■ **Written exercise**
Reply with one number: the count of lines in the records below that hold "true".

= = = =

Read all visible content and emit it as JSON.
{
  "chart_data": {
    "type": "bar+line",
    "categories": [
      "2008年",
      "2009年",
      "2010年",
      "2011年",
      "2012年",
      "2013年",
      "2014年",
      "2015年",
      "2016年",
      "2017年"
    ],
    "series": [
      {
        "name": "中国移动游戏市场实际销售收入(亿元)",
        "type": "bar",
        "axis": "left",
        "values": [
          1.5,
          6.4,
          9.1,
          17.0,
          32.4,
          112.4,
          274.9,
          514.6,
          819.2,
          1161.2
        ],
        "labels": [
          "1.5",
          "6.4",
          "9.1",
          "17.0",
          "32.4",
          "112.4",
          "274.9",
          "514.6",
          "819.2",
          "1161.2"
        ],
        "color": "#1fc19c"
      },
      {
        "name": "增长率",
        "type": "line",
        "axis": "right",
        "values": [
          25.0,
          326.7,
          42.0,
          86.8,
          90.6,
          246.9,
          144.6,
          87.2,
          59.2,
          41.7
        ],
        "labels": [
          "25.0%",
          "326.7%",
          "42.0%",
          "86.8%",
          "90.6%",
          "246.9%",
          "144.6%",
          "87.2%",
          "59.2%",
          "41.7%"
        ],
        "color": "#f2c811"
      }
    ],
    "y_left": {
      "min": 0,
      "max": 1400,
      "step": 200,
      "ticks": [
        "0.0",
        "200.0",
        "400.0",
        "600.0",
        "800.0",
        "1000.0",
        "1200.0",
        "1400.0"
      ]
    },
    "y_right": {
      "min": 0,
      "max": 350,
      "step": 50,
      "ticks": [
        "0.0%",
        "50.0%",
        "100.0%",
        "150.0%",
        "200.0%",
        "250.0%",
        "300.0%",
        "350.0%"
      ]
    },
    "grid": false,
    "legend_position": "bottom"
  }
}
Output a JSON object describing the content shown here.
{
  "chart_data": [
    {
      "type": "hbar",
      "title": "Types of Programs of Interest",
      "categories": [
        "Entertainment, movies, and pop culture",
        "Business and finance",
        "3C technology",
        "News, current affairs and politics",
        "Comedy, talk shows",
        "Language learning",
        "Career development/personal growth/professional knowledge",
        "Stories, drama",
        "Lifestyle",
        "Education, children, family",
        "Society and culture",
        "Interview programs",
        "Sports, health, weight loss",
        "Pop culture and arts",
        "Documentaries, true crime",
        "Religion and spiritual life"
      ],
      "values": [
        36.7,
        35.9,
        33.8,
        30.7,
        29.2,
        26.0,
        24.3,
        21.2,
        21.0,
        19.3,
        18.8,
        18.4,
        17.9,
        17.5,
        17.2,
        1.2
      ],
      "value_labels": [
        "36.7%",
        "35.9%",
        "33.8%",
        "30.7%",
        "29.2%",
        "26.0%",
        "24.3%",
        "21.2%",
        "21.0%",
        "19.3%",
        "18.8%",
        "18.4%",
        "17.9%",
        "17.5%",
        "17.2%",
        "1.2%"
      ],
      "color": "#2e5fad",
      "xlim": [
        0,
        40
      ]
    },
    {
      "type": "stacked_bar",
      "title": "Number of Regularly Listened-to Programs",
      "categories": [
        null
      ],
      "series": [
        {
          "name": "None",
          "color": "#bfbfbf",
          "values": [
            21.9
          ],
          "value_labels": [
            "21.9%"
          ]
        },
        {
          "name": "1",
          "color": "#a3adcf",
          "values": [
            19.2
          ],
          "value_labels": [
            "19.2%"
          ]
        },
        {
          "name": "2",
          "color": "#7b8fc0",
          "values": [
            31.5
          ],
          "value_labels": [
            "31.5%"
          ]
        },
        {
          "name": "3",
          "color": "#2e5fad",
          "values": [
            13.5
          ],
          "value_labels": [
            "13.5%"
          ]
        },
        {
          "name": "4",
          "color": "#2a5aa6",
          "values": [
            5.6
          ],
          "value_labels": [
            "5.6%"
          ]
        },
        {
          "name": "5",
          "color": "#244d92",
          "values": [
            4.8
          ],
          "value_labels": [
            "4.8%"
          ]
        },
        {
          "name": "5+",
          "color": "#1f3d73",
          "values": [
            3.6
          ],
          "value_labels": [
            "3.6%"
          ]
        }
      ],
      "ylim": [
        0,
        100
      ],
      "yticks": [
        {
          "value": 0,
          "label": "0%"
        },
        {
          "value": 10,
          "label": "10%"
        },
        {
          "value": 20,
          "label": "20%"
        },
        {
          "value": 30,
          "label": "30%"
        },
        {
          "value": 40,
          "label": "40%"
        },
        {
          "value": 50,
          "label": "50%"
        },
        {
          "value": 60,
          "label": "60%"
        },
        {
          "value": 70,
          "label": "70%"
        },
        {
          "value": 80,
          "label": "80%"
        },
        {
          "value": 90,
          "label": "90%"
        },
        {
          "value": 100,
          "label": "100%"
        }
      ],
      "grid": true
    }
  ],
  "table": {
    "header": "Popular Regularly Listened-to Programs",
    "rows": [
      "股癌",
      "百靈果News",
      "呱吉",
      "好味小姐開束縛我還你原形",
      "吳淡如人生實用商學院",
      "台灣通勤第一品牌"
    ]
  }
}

= = = =

■ **The response**
2